- **GIVEN ENTRIES**

"""

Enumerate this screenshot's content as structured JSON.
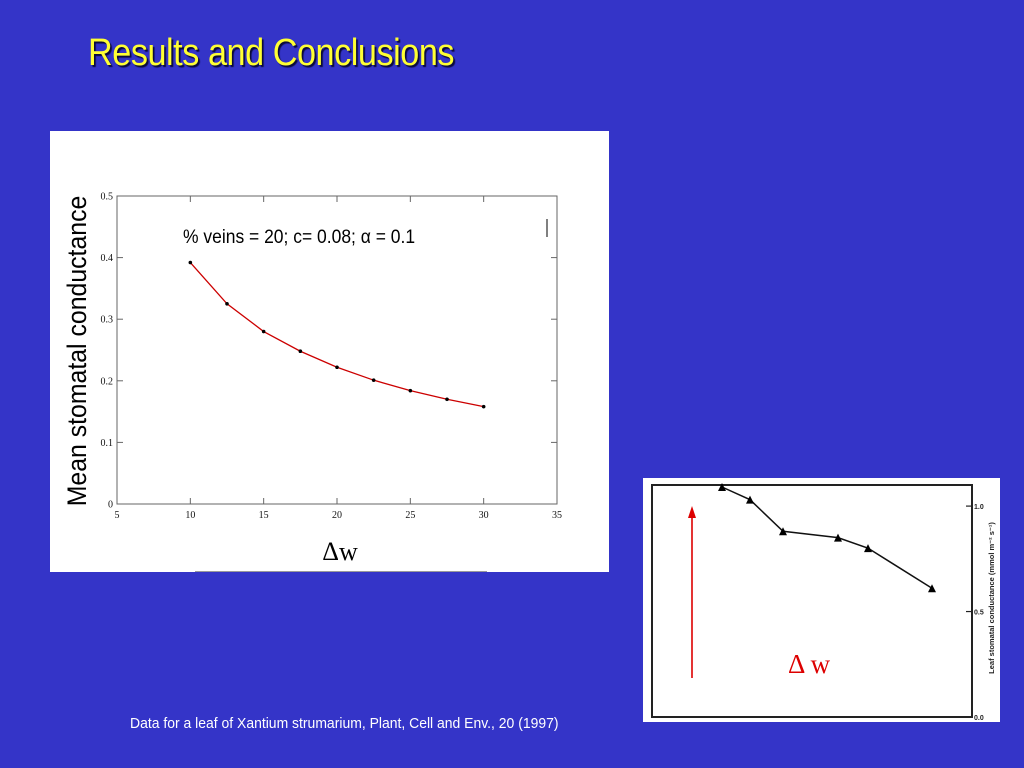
{
  "slide": {
    "title": "Results and Conclusions",
    "caption": "Data for a leaf of Xantium strumarium, Plant, Cell and Env., 20 (1997)"
  },
  "colors": {
    "background": "#3434c8",
    "title": "#ffff33",
    "series_line": "#cc0000",
    "arrow": "#dd0000"
  },
  "chart_data": [
    {
      "type": "line",
      "annotation": "% veins = 20;  c= 0.08;  α = 0.1",
      "xlabel": "Δw",
      "ylabel": "Mean stomatal conductance",
      "xlim": [
        5,
        35
      ],
      "ylim": [
        0,
        0.5
      ],
      "xticks": [
        "5",
        "10",
        "15",
        "20",
        "25",
        "30",
        "35"
      ],
      "yticks": [
        "0",
        "0.1",
        "0.2",
        "0.3",
        "0.4",
        "0.5"
      ],
      "x": [
        10,
        12.5,
        15,
        17.5,
        20,
        22.5,
        25,
        27.5,
        30
      ],
      "y": [
        0.392,
        0.325,
        0.28,
        0.248,
        0.222,
        0.201,
        0.184,
        0.17,
        0.158
      ],
      "grid": false,
      "legend": "none"
    },
    {
      "type": "line",
      "ylabel": "Leaf stomatal conductance (mmol m⁻² s⁻¹)",
      "xlabel": "Δ w",
      "yticks": [
        "0.0",
        "0.5",
        "1.0"
      ],
      "ylim": [
        0,
        1.1
      ],
      "x": [
        1,
        2,
        3,
        4,
        5,
        6
      ],
      "y": [
        1.1,
        1.04,
        0.89,
        0.86,
        0.81,
        0.62
      ],
      "markers": "triangle",
      "legend": "none"
    }
  ]
}
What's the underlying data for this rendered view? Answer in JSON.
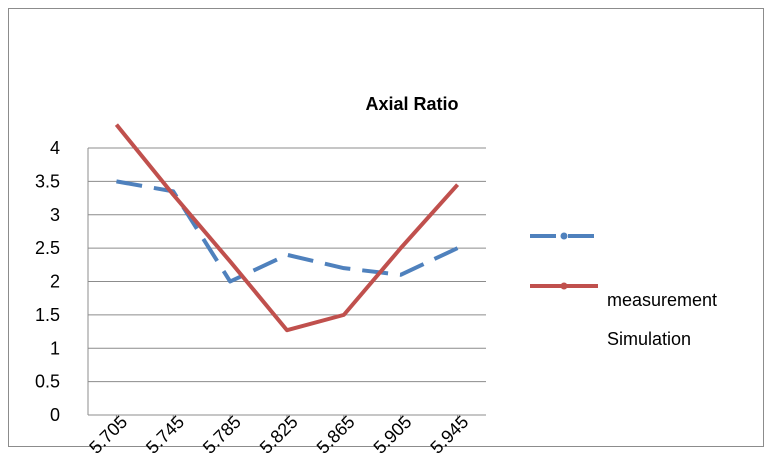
{
  "chart_data": {
    "type": "line",
    "title": "Axial Ratio",
    "xlabel": "",
    "ylabel": "",
    "categories": [
      "5.705",
      "5.745",
      "5.785",
      "5.825",
      "5.865",
      "5.905",
      "5.945"
    ],
    "ylim": [
      0,
      4
    ],
    "yticks": [
      "0",
      "0.5",
      "1",
      "1.5",
      "2",
      "2.5",
      "3",
      "3.5",
      "4"
    ],
    "grid": true,
    "legend_position": "right",
    "series": [
      {
        "legend_label": "",
        "color": "#4f81bd",
        "style": "dashed",
        "values": [
          3.5,
          3.35,
          2.0,
          2.4,
          2.2,
          2.1,
          2.5
        ]
      },
      {
        "legend_label": "measurement",
        "color": "#c0504d",
        "style": "solid",
        "values": [
          4.35,
          3.3,
          2.3,
          1.27,
          1.5,
          2.5,
          3.45
        ]
      }
    ],
    "extra_legend_text": "Simulation"
  }
}
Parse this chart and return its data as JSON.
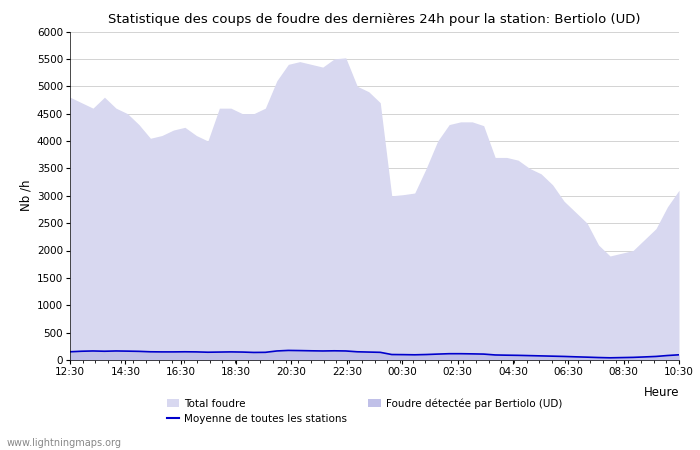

"""

- **WHAT TO PRODUCE**
Please write out all of the material above without changing a word, and omit any pictures.

- **SOLUTION TO THE PROBLEM**
Enumerate this screenshot's content as structured JSON.
{
  "slide": {
    "title": "Results and Conclusions",
    "caption": "Data for a leaf of Xantium strumarium, Plant, Cell and Env., 20 (1997)"
  },
  "colors": {
    "background": "#3434c8",
    "title": "#ffff33",
    "series_line": "#cc0000",
    "arrow": "#dd0000"
  },
  "chart_data": [
    {
      "type": "line",
      "annotation": "% veins = 20;  c= 0.08;  α = 0.1",
      "xlabel": "Δw",
      "ylabel": "Mean stomatal conductance",
      "xlim": [
        5,
        35
      ],
      "ylim": [
        0,
        0.5
      ],
      "xticks": [
        "5",
        "10",
        "15",
        "20",
        "25",
        "30",
        "35"
      ],
      "yticks": [
        "0",
        "0.1",
        "0.2",
        "0.3",
        "0.4",
        "0.5"
      ],
      "x": [
        10,
        12.5,
        15,
        17.5,
        20,
        22.5,
        25,
        27.5,
        30
      ],
      "y": [
        0.392,
        0.325,
        0.28,
        0.248,
        0.222,
        0.201,
        0.184,
        0.17,
        0.158
      ],
      "grid": false,
      "legend": "none"
    },
    {
      "type": "line",
      "ylabel": "Leaf stomatal conductance (mmol m⁻² s⁻¹)",
      "xlabel": "Δ w",
      "yticks": [
        "0.0",
        "0.5",
        "1.0"
      ],
      "ylim": [
        0,
        1.1
      ],
      "x": [
        1,
        2,
        3,
        4,
        5,
        6
      ],
      "y": [
        1.1,
        1.04,
        0.89,
        0.86,
        0.81,
        0.62
      ],
      "markers": "triangle",
      "legend": "none"
    }
  ]
}
What's the underlying data for this rendered view? Answer in JSON.
{
  "chart_data": {
    "type": "line",
    "title": "Axial Ratio",
    "xlabel": "",
    "ylabel": "",
    "categories": [
      "5.705",
      "5.745",
      "5.785",
      "5.825",
      "5.865",
      "5.905",
      "5.945"
    ],
    "ylim": [
      0,
      4
    ],
    "yticks": [
      "0",
      "0.5",
      "1",
      "1.5",
      "2",
      "2.5",
      "3",
      "3.5",
      "4"
    ],
    "grid": true,
    "legend_position": "right",
    "series": [
      {
        "legend_label": "",
        "color": "#4f81bd",
        "style": "dashed",
        "values": [
          3.5,
          3.35,
          2.0,
          2.4,
          2.2,
          2.1,
          2.5
        ]
      },
      {
        "legend_label": "measurement",
        "color": "#c0504d",
        "style": "solid",
        "values": [
          4.35,
          3.3,
          2.3,
          1.27,
          1.5,
          2.5,
          3.45
        ]
      }
    ],
    "extra_legend_text": "Simulation"
  }
}
Parse this chart and return its data as JSON.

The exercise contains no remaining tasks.